Filter the entries and keep only the lines where the string "content" appears.

- Supplied material
[START]

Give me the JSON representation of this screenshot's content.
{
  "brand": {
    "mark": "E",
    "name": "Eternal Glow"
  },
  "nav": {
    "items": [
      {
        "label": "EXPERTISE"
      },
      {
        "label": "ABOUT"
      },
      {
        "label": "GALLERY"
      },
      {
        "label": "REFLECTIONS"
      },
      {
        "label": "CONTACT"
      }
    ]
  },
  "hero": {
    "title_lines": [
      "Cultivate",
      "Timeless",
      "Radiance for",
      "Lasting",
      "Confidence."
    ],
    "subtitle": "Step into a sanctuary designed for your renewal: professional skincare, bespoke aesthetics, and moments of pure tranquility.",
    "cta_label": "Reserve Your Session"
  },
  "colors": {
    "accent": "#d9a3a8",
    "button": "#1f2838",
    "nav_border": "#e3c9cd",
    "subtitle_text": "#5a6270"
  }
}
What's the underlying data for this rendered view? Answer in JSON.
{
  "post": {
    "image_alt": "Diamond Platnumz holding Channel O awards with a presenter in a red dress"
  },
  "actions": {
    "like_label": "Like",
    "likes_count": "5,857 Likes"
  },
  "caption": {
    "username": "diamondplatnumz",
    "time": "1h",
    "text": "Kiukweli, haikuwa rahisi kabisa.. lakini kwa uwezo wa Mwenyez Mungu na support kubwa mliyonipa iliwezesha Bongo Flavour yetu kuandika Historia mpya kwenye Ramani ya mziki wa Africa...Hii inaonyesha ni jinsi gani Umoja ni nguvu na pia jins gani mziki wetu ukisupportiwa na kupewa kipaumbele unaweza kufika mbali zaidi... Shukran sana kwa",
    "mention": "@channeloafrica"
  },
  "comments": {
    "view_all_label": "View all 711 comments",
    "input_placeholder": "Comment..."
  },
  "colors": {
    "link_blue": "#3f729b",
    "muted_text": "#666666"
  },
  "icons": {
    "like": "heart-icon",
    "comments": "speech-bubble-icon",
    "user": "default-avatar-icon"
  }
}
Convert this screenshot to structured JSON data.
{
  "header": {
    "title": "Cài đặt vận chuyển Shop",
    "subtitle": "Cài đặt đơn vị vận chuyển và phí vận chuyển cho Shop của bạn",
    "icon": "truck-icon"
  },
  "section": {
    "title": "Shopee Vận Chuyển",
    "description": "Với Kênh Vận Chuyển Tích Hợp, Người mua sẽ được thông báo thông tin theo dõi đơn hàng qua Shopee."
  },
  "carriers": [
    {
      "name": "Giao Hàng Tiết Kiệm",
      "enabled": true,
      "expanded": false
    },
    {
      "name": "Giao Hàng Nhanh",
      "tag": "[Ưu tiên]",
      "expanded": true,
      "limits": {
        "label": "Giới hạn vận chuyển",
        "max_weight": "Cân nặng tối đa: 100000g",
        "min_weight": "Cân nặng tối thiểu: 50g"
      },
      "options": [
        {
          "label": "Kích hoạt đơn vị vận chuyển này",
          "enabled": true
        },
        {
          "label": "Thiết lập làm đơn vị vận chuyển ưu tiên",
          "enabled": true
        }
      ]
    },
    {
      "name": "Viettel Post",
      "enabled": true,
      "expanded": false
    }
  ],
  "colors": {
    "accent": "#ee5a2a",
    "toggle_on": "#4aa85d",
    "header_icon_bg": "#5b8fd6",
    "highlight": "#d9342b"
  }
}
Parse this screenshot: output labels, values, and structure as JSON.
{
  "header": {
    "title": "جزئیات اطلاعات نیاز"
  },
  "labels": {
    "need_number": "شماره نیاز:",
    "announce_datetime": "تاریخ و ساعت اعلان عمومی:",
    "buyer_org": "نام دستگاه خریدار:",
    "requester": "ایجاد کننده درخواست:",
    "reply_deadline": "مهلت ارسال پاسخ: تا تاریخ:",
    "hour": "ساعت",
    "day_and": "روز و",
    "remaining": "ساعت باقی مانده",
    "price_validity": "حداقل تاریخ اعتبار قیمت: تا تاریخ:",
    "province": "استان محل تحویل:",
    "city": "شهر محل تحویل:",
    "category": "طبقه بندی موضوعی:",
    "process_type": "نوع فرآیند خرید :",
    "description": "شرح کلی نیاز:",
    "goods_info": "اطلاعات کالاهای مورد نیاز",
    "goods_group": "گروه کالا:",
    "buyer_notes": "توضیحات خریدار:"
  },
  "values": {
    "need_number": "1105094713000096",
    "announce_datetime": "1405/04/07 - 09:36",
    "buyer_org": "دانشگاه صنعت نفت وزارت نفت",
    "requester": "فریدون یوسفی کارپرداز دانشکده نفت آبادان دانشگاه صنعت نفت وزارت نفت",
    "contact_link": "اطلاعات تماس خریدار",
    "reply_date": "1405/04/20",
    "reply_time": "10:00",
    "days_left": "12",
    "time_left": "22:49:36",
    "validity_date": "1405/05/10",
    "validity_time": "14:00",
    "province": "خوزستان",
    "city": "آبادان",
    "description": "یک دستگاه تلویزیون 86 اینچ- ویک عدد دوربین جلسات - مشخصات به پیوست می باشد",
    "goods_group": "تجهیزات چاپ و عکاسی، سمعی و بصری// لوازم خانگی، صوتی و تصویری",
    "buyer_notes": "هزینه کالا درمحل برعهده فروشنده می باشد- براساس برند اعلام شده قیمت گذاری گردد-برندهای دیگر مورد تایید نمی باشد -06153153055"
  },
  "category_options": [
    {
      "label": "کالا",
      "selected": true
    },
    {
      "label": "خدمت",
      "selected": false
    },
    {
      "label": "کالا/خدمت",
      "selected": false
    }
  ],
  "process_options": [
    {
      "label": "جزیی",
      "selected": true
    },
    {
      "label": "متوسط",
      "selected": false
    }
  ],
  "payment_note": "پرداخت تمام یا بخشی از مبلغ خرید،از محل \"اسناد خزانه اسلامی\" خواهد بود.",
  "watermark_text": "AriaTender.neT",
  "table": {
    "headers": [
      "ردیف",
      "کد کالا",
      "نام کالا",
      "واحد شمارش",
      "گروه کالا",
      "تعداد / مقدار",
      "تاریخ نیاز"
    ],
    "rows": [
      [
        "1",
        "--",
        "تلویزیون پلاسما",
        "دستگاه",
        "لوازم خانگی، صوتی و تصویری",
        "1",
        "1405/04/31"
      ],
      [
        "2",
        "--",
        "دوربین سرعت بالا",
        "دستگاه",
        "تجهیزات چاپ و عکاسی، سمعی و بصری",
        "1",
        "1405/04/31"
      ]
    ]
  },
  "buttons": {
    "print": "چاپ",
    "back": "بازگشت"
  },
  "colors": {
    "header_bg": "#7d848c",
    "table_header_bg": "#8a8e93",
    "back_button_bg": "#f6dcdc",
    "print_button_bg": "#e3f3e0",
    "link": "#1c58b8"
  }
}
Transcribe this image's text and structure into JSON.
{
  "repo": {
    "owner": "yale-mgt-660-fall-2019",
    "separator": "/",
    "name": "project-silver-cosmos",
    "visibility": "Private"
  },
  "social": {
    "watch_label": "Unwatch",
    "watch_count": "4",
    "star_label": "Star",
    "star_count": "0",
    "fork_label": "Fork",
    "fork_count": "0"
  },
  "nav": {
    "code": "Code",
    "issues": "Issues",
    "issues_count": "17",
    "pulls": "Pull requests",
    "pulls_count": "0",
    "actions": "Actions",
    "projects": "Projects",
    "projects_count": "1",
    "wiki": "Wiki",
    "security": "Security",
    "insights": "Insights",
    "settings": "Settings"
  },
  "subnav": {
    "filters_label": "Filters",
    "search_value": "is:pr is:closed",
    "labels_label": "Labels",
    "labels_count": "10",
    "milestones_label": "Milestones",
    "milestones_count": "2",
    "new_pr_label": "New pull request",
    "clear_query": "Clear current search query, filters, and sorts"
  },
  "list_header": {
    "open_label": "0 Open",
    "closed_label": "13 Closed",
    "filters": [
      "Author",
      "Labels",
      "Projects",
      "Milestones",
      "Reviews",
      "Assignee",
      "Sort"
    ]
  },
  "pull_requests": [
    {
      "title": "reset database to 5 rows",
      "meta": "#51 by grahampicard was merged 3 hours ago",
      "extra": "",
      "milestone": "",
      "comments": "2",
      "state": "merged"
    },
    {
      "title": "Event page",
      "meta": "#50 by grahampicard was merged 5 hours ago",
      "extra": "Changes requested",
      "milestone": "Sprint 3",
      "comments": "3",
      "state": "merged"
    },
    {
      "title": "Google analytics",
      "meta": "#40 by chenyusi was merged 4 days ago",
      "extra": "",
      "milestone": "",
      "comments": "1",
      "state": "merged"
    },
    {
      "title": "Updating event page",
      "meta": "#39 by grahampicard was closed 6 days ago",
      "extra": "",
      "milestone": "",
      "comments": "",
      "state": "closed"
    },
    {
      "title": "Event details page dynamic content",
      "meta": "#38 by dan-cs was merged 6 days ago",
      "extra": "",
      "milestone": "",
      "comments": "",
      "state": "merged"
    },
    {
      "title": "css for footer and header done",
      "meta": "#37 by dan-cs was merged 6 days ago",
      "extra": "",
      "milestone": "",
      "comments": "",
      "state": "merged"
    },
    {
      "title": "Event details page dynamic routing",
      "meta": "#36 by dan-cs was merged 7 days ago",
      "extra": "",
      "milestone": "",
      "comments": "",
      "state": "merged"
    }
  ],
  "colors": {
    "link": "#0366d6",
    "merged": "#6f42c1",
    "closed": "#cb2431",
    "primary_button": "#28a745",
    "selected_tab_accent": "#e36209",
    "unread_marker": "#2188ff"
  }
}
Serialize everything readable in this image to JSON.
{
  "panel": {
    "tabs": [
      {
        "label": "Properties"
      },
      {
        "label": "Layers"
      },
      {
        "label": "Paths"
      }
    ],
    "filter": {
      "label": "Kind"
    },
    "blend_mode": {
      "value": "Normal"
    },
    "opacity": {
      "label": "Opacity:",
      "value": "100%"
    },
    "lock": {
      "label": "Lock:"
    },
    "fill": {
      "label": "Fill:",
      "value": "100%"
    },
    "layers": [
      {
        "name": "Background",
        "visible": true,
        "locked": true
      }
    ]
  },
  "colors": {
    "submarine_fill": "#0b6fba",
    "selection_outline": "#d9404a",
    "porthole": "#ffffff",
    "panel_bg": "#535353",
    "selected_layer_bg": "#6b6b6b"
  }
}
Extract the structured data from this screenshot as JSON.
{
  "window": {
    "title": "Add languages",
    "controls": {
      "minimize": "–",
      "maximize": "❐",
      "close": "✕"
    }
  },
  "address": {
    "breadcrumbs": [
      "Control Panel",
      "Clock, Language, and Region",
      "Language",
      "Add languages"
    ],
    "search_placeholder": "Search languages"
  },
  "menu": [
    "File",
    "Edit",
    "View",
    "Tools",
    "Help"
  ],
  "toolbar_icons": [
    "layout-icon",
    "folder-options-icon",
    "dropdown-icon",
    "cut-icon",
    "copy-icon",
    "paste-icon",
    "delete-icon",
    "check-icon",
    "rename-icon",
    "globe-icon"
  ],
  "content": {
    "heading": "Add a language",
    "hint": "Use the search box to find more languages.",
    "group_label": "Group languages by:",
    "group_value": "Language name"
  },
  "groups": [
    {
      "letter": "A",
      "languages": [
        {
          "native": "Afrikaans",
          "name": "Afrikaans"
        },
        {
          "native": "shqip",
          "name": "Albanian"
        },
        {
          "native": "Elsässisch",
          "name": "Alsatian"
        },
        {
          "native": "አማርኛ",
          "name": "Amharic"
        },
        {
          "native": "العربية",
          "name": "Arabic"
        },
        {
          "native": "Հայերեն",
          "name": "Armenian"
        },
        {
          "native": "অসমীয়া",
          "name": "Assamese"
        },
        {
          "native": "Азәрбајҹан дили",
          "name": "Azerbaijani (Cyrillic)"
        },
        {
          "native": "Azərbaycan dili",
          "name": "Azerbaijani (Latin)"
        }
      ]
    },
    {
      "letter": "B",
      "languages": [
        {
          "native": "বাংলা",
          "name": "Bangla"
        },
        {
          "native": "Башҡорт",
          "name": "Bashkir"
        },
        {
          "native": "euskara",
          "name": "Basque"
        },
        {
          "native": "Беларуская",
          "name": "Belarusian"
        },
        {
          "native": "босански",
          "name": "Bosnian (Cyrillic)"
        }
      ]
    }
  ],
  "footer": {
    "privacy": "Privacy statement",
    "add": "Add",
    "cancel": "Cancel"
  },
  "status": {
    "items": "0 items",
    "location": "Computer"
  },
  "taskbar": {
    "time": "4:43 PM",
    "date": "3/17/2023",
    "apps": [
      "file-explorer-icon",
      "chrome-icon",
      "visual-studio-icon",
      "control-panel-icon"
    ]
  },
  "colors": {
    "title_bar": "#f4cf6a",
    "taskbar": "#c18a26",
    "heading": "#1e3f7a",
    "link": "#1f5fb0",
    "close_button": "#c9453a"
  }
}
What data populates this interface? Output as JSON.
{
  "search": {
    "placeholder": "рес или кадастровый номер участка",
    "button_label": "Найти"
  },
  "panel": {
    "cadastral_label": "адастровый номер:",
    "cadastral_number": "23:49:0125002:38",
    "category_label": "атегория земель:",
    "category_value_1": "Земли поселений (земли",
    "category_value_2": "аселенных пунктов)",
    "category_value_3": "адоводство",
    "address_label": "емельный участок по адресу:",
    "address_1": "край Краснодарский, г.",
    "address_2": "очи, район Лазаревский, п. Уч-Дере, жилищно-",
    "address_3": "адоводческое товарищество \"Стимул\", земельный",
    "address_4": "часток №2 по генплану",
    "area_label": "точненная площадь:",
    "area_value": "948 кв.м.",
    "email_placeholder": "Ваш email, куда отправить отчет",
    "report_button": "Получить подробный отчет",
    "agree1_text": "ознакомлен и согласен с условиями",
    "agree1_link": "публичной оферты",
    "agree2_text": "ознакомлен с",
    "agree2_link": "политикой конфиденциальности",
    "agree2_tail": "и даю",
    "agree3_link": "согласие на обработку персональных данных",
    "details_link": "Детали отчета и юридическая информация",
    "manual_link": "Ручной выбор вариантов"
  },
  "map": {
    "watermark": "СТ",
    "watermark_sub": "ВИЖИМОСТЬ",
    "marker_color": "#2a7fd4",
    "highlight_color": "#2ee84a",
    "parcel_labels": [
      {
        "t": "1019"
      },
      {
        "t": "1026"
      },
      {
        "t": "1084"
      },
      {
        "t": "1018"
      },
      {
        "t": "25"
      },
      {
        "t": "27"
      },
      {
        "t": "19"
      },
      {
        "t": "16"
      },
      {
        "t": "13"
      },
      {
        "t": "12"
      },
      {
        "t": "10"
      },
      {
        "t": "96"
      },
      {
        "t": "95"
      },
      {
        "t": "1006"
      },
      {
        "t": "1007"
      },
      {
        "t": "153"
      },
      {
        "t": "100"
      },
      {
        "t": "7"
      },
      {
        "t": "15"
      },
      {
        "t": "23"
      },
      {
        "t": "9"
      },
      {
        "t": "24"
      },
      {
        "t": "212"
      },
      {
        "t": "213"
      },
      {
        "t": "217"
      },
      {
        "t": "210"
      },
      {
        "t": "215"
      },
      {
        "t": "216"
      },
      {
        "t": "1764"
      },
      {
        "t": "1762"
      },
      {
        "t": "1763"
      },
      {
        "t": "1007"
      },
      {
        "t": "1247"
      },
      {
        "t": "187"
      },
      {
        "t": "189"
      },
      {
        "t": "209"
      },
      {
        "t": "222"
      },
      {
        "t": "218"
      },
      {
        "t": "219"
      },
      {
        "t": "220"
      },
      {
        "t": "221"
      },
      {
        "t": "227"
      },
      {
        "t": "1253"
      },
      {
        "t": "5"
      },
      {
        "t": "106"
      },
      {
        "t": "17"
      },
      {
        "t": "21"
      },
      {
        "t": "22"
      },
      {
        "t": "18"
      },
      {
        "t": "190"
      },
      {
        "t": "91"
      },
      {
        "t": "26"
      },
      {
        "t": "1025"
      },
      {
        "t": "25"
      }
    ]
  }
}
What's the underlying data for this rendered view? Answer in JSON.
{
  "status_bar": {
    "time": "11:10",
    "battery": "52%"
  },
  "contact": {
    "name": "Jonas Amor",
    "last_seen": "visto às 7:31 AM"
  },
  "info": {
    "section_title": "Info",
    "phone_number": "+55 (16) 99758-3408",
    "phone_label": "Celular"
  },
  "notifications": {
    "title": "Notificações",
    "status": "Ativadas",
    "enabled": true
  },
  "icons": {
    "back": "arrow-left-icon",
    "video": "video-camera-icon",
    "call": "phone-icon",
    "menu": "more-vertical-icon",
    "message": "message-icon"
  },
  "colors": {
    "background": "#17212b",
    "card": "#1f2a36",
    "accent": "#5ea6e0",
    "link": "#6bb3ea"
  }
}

[END]

- Written answer
Give me the JSON representation of this screenshot's content.
      "title": "Event details page dynamic content",
  "content": {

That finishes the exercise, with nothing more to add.